[Written instruction]
In the lines from the one with "node-rebar-fab: 钢筋笼制作: [130, 741, 250, 785]" to the one with "node-rebar-install: 按设计工钢接头和吊装钢筋笼: [358, 741, 532, 785]", change "node-slurry-sys" to "node-slurry-system" and write those lines out again with nothing else altered.

(Region and label listings)
— START —
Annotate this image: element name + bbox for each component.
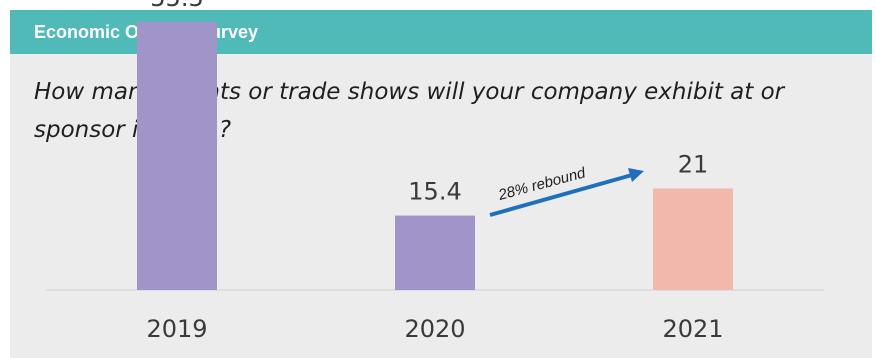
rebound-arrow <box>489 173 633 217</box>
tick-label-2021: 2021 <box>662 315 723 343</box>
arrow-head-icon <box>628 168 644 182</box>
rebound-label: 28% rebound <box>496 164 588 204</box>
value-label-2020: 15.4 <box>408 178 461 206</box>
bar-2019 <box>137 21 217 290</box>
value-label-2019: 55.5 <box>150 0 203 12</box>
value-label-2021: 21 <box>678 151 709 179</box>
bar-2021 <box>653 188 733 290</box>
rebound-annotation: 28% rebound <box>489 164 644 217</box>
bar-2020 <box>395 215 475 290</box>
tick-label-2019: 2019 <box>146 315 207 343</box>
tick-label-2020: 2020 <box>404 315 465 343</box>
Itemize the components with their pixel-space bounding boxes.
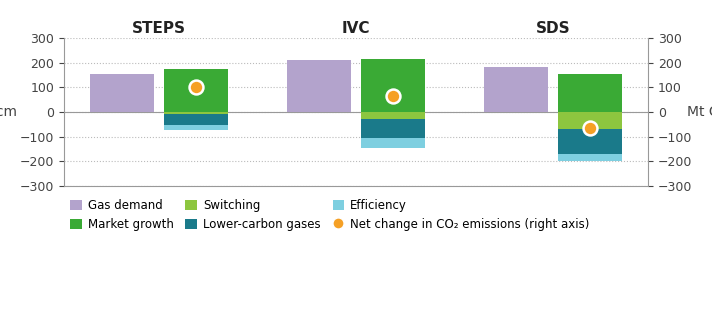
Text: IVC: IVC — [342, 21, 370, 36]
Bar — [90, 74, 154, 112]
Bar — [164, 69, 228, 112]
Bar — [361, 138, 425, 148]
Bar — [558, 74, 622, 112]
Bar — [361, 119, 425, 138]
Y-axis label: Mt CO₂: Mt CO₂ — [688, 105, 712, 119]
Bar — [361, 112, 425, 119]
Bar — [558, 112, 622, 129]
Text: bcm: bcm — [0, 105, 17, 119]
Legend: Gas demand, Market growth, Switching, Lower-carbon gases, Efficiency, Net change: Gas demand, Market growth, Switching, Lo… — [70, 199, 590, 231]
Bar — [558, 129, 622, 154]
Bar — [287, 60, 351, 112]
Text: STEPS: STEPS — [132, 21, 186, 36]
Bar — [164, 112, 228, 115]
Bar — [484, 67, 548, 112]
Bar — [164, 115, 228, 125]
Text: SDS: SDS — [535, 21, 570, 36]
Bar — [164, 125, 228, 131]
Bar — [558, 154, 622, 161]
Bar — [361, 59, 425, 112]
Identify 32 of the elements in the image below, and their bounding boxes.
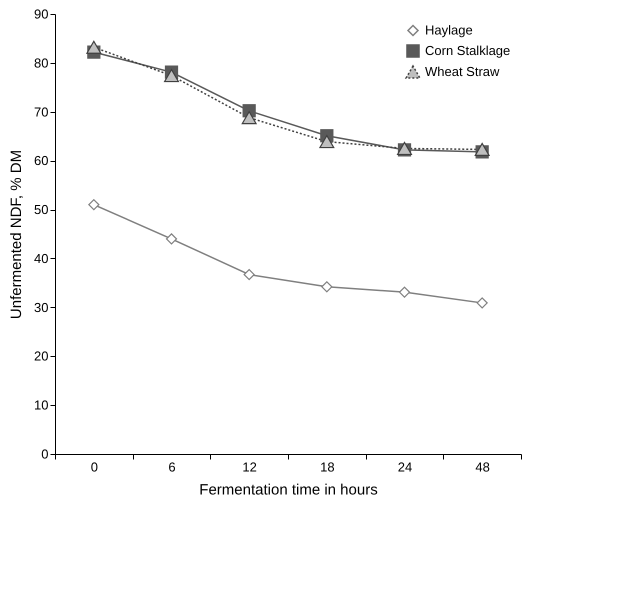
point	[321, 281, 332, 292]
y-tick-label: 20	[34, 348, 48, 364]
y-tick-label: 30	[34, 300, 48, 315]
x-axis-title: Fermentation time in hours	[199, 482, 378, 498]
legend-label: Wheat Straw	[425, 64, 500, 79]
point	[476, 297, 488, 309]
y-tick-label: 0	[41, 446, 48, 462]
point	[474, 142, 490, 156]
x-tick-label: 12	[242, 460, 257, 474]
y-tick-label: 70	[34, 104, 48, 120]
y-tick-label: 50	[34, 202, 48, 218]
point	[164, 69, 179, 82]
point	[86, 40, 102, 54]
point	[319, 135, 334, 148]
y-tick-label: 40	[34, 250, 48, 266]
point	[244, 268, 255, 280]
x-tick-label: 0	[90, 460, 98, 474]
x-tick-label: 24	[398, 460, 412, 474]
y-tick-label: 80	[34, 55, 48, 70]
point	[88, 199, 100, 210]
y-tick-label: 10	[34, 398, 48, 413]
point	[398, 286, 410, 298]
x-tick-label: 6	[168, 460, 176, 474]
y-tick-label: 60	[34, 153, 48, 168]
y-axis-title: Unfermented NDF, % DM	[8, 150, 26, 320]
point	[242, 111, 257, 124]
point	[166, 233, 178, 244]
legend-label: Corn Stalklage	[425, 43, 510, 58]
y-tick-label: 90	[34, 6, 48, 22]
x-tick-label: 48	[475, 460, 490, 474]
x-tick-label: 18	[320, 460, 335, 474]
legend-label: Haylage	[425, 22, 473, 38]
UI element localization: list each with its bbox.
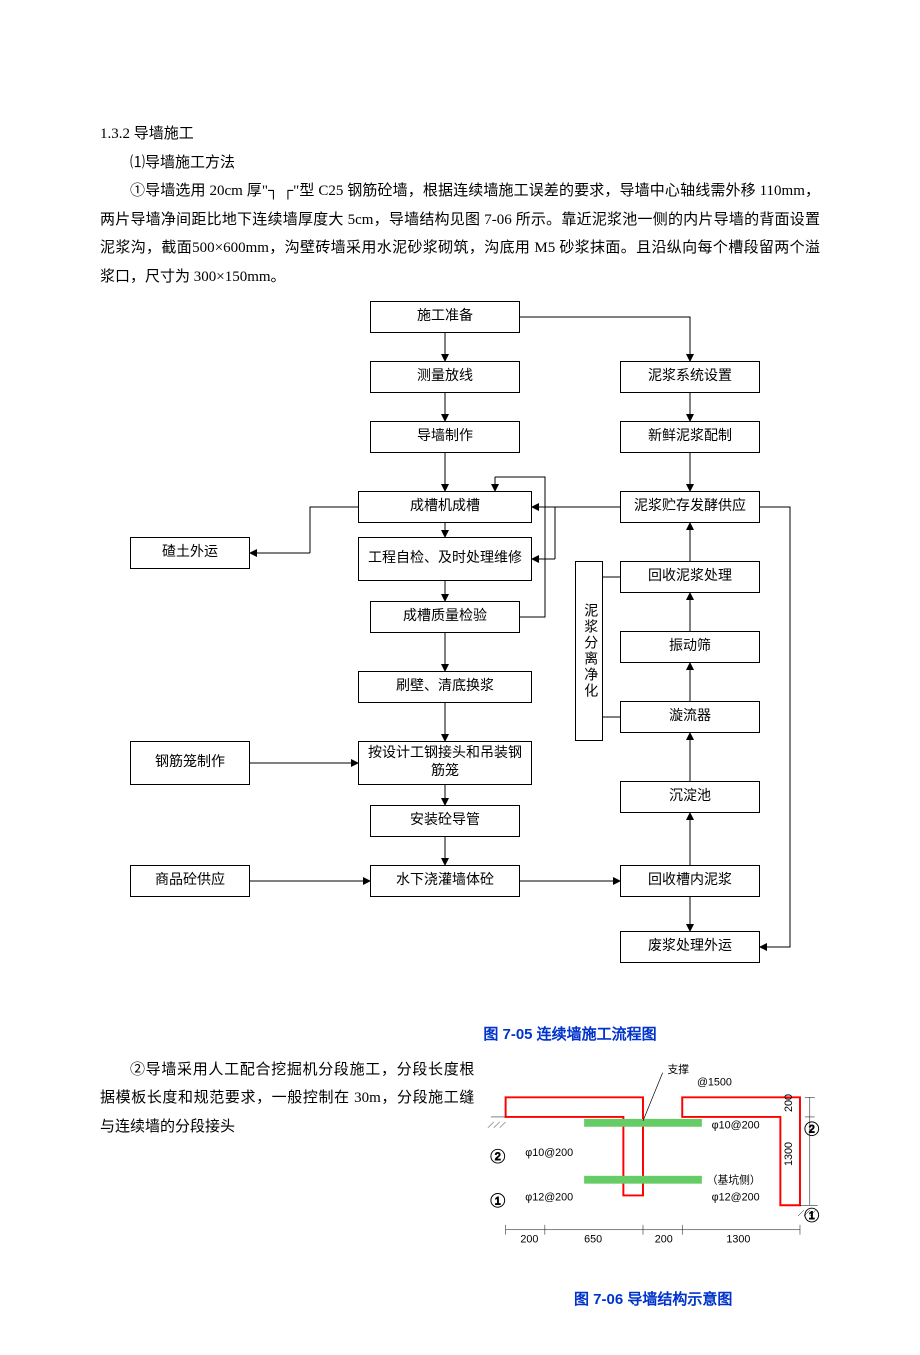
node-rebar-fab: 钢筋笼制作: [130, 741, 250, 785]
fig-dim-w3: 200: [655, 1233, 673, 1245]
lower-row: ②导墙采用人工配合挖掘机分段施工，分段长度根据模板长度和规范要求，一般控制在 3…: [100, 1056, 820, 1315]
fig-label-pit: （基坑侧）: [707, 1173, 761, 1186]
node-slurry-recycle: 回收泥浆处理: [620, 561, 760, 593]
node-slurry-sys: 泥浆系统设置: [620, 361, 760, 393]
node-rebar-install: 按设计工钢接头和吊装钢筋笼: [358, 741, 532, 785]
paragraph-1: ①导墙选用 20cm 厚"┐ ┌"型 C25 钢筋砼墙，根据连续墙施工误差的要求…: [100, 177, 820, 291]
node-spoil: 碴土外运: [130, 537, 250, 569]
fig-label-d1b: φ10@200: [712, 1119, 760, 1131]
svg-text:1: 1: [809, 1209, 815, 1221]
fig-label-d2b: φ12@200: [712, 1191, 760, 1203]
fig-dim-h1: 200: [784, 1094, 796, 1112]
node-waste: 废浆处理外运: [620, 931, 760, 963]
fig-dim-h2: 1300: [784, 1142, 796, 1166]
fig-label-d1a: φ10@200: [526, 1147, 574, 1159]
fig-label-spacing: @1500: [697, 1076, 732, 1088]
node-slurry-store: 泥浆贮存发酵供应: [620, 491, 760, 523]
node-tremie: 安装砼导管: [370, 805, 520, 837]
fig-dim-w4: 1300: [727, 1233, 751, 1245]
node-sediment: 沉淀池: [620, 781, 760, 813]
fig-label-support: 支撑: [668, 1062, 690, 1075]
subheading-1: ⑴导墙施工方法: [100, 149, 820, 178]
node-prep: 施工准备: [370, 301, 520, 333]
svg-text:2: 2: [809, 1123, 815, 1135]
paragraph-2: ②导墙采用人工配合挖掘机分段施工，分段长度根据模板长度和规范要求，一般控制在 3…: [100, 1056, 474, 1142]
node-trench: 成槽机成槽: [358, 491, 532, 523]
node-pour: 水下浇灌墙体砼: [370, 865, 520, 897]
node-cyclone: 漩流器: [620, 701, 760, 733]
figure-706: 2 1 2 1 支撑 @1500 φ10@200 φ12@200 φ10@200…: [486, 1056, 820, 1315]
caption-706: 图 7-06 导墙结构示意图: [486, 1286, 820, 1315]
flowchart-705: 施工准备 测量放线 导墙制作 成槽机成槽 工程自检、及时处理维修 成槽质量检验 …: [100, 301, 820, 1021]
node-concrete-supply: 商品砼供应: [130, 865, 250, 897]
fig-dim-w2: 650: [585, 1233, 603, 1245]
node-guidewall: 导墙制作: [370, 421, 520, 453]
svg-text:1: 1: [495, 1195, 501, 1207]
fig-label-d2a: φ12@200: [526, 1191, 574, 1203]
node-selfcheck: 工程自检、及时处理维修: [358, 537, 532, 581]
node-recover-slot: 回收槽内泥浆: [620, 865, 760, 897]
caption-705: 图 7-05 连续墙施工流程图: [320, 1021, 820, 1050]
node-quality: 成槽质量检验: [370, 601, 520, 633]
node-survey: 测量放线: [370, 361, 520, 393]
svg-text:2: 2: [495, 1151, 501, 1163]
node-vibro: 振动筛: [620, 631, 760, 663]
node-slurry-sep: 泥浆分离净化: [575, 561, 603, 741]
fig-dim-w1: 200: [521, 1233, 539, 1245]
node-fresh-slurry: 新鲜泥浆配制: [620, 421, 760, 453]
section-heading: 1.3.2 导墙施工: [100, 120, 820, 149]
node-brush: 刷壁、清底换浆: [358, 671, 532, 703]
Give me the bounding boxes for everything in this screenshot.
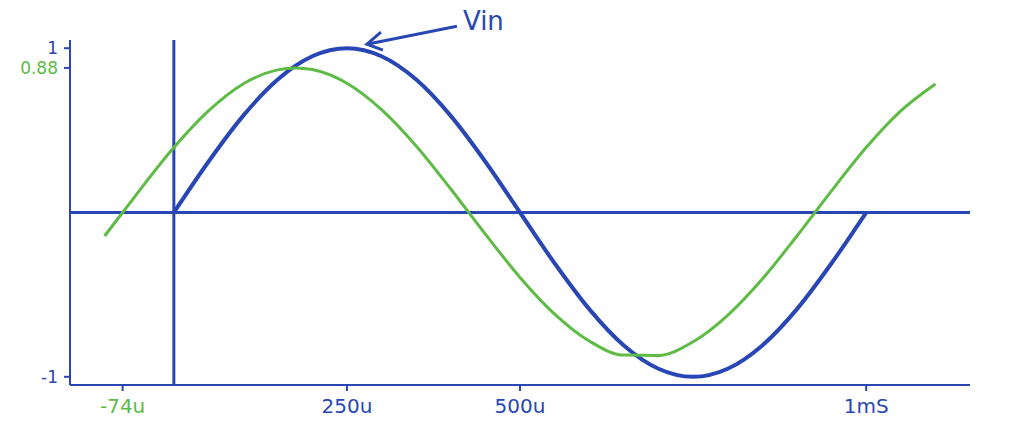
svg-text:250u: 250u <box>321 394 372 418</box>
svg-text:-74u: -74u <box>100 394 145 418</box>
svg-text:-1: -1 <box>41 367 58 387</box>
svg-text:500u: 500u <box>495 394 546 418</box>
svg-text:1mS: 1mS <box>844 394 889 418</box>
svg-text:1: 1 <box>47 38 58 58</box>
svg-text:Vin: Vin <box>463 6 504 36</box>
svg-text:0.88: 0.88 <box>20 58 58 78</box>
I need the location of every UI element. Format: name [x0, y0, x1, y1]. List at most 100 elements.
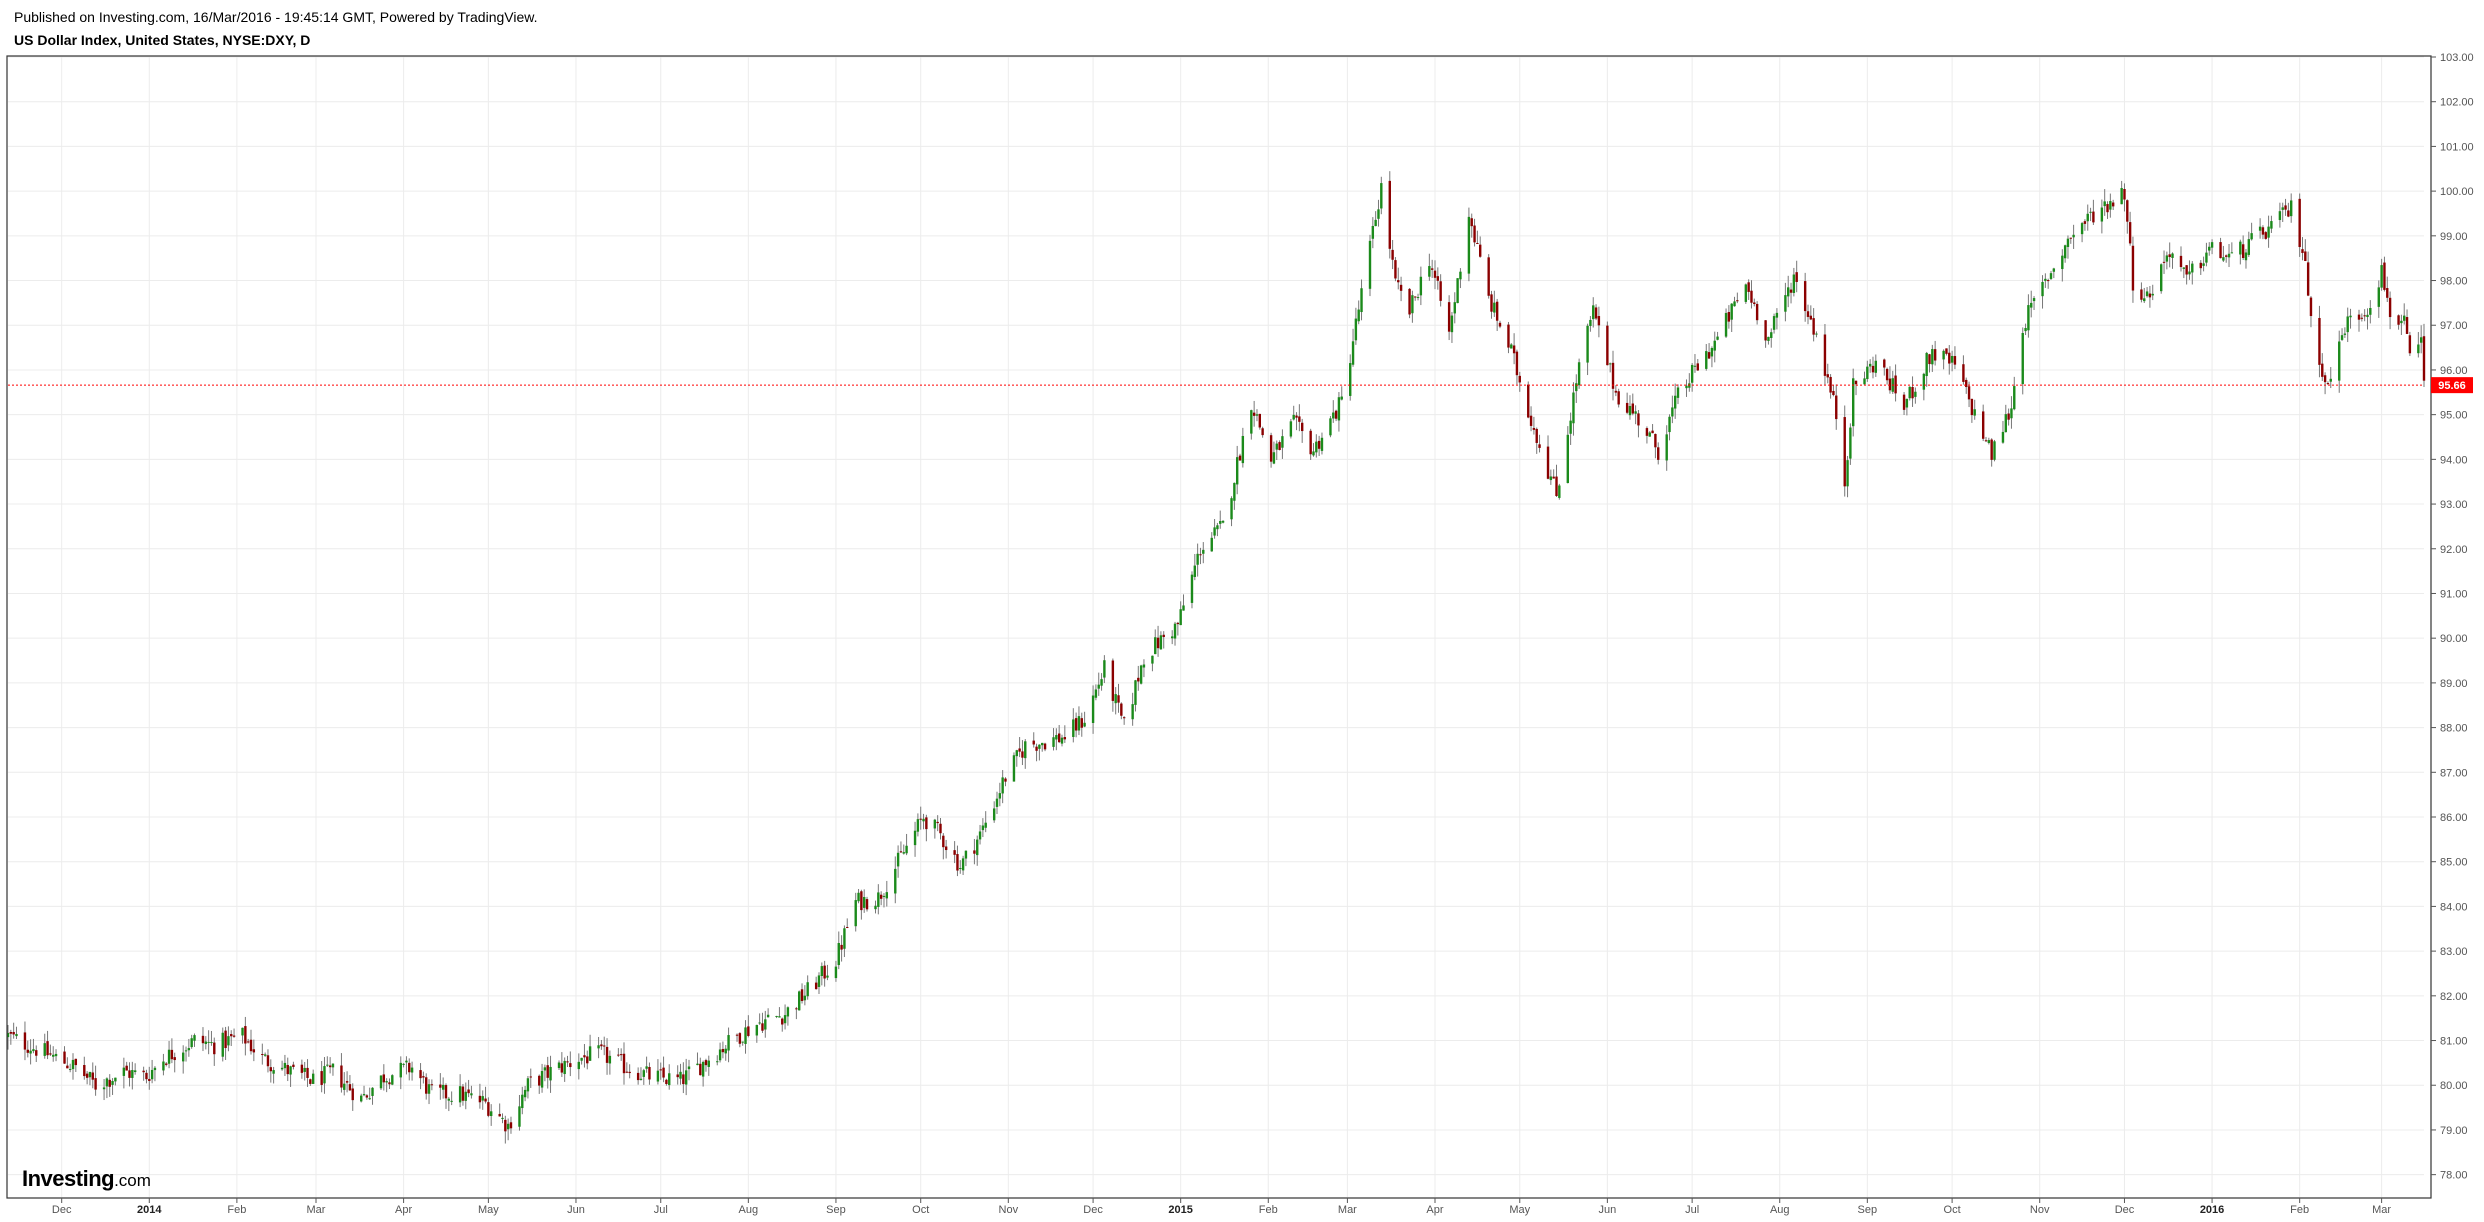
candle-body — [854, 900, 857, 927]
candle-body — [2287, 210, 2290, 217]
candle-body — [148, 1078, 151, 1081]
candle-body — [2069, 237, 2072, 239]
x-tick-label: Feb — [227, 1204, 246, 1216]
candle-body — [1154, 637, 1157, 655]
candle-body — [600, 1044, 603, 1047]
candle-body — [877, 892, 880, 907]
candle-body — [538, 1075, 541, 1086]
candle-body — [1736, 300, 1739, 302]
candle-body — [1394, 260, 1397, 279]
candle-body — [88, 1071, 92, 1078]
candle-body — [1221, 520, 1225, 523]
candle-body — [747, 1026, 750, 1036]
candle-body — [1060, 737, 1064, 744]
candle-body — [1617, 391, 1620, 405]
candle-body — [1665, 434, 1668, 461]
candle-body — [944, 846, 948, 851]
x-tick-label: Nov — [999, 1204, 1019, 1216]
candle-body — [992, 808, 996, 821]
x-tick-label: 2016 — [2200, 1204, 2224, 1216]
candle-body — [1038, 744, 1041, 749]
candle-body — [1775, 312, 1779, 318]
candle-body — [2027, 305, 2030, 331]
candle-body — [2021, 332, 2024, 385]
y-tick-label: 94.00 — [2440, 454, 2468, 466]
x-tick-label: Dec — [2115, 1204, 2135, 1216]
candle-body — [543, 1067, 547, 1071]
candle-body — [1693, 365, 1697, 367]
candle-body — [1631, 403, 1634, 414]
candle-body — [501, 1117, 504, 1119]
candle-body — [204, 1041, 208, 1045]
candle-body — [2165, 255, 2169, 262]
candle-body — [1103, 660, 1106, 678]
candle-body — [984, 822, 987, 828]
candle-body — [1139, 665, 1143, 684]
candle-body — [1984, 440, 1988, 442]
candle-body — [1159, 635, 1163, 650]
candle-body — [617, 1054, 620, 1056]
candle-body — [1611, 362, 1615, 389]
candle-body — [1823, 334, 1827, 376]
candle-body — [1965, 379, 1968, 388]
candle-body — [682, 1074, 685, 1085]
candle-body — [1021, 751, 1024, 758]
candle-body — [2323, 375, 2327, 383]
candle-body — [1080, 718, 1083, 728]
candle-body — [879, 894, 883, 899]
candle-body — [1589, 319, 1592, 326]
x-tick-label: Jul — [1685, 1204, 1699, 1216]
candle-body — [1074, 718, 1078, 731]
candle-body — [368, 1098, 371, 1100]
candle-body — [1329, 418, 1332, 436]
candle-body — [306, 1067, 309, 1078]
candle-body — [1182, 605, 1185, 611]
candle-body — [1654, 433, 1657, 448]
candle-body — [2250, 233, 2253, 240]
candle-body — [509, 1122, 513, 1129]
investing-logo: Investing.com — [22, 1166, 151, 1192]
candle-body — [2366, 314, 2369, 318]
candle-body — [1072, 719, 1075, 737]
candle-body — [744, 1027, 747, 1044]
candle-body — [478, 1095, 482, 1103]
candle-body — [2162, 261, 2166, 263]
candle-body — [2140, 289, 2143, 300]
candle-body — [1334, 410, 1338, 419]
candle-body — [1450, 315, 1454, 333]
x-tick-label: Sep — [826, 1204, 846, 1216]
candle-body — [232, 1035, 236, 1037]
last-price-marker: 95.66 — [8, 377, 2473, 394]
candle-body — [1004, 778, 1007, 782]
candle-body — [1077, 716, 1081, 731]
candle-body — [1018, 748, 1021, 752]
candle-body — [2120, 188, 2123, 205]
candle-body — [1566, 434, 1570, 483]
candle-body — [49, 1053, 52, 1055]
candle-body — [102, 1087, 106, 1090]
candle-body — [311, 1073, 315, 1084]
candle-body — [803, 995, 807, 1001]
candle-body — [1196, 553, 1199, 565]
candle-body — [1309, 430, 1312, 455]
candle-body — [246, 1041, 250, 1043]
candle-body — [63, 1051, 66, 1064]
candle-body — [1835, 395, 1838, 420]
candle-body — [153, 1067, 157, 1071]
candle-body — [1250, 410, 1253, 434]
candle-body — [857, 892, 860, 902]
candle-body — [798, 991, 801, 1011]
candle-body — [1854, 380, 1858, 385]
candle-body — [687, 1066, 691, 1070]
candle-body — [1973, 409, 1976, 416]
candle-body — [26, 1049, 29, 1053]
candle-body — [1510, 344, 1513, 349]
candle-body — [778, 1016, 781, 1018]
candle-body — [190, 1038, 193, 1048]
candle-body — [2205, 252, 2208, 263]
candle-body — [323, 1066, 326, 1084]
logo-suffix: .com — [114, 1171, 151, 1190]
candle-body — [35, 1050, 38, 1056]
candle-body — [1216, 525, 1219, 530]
— END —
[Written reply]
node-rebar-fab: 钢筋笼制作: [130, 741, 250, 785]
fig-dim-w3: 200: [655, 1233, 673, 1245]
lower-row: ②导墙采用人工配合挖掘机分段施工，分段长度根据模板长度和规范要求，一般控制在 3…: [100, 1056, 820, 1315]
fig-label-pit: （基坑侧）: [707, 1173, 761, 1186]
node-slurry-recycle: 回收泥浆处理: [620, 561, 760, 593]
node-slurry-system: 泥浆系统设置: [620, 361, 760, 393]
node-rebar-install: 按设计工钢接头和吊装钢筋笼: [358, 741, 532, 785]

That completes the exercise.